◆ Problem ◆
For the material that follows, list every line containing the word "this".

Extracted records
....
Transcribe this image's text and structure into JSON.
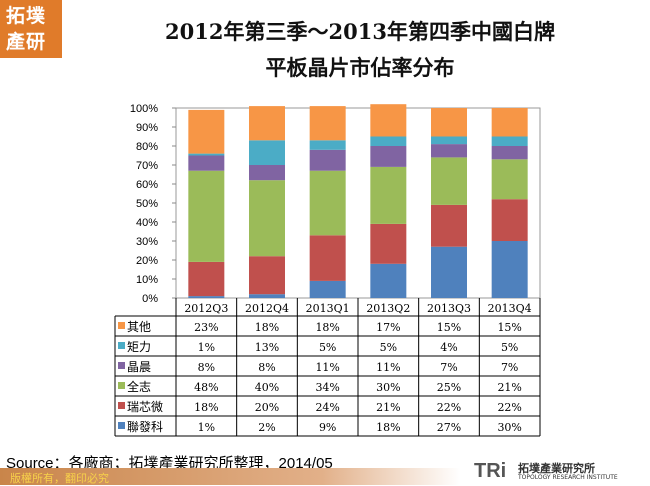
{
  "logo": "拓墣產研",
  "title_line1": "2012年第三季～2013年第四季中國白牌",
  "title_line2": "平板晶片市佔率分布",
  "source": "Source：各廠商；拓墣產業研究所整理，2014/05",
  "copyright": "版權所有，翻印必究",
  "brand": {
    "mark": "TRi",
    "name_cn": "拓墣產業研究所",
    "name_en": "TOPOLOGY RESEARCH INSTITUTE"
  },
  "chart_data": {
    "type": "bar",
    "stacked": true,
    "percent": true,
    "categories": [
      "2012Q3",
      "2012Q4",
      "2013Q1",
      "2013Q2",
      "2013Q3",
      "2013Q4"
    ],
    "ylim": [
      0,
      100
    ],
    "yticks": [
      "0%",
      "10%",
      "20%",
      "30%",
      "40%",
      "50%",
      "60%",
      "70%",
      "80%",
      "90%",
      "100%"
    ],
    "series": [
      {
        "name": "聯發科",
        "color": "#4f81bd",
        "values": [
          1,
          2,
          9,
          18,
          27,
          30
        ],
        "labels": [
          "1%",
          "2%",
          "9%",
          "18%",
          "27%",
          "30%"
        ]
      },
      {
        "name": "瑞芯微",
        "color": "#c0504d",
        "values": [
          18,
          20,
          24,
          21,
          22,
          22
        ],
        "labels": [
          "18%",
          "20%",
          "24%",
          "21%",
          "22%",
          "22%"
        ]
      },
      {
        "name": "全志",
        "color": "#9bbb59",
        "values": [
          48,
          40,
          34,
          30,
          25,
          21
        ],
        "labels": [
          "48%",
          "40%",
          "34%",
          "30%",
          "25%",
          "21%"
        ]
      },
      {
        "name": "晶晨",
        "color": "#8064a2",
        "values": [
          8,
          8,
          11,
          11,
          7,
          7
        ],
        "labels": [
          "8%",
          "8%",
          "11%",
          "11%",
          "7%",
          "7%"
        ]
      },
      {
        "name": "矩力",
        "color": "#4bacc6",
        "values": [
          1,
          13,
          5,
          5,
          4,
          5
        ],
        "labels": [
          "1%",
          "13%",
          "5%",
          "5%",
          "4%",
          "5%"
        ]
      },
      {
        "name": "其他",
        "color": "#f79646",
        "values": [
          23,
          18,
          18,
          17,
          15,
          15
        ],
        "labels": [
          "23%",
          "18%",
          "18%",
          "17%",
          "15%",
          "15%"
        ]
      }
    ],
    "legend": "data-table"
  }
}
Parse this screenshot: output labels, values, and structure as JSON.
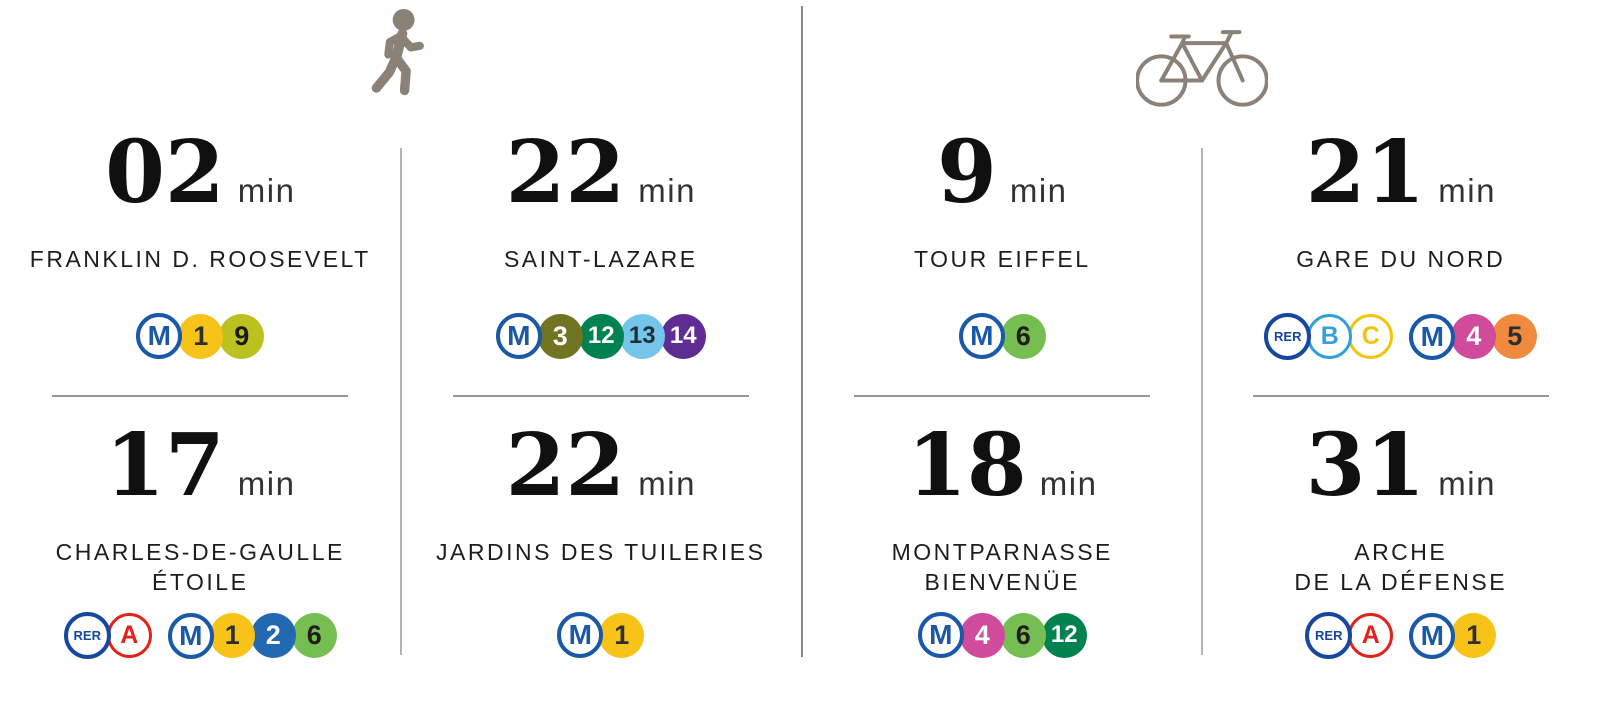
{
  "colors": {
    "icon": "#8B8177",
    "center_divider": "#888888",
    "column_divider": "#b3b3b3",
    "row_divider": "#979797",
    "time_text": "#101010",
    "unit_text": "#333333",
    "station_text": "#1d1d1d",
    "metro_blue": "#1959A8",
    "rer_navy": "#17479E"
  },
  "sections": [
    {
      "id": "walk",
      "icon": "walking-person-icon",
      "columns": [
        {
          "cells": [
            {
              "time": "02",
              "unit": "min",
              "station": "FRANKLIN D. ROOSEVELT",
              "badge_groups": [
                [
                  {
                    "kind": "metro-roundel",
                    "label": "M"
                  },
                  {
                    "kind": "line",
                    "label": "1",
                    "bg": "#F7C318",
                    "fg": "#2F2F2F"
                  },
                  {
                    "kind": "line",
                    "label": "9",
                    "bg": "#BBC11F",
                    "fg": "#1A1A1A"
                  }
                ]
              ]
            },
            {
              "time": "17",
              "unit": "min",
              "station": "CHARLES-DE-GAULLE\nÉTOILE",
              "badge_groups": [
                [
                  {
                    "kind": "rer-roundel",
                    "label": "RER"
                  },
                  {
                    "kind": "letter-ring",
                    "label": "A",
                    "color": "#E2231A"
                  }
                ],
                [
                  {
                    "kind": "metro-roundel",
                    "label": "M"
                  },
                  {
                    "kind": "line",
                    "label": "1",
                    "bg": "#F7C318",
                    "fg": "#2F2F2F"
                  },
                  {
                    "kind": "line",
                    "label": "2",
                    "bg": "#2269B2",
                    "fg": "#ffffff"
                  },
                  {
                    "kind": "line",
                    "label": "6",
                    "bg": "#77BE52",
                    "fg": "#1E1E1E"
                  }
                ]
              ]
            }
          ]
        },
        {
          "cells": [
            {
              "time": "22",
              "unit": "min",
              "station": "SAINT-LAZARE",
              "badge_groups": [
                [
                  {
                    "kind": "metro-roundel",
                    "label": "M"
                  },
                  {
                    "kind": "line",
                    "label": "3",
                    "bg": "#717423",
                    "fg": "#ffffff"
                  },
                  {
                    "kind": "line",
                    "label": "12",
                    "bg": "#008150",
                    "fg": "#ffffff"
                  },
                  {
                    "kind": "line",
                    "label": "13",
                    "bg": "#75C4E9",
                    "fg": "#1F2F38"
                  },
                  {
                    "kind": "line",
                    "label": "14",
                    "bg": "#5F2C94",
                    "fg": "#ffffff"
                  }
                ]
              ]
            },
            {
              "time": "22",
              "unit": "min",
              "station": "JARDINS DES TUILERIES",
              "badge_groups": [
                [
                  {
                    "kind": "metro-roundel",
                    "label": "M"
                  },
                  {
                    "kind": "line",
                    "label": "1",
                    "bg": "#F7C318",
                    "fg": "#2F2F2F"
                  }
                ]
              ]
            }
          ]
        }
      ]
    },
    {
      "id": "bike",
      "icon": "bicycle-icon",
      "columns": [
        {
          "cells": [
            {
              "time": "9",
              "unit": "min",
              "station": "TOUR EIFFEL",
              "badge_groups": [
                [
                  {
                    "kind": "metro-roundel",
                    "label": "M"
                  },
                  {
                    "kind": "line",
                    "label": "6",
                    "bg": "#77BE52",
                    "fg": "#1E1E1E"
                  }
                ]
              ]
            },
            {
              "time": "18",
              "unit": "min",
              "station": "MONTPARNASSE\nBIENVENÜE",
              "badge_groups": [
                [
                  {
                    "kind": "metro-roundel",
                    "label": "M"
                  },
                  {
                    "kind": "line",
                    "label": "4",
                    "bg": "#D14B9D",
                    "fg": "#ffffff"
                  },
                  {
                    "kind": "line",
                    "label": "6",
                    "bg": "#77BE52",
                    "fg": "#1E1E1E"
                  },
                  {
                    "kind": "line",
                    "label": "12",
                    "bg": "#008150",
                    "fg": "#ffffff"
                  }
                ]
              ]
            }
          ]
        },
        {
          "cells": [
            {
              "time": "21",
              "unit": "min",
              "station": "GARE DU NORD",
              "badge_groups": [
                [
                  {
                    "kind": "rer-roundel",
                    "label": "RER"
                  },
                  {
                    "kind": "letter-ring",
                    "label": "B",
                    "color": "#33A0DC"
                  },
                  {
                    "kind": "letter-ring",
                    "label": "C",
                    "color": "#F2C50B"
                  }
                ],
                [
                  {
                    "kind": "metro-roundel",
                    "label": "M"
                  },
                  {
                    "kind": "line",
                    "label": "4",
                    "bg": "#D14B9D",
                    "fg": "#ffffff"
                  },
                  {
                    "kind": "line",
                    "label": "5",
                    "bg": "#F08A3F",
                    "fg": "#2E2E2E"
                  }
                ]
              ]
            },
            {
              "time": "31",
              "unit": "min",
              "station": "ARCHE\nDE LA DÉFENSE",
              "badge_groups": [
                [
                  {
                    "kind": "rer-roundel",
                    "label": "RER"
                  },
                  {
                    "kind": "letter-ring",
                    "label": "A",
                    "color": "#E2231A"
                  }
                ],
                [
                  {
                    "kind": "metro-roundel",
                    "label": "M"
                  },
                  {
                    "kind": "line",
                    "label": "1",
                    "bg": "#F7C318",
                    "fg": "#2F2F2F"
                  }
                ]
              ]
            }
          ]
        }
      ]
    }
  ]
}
....
◆ Task response ◆
Transcribe this image's text and structure into JSON.
Parse this screenshot: output labels, values, and structure as JSON.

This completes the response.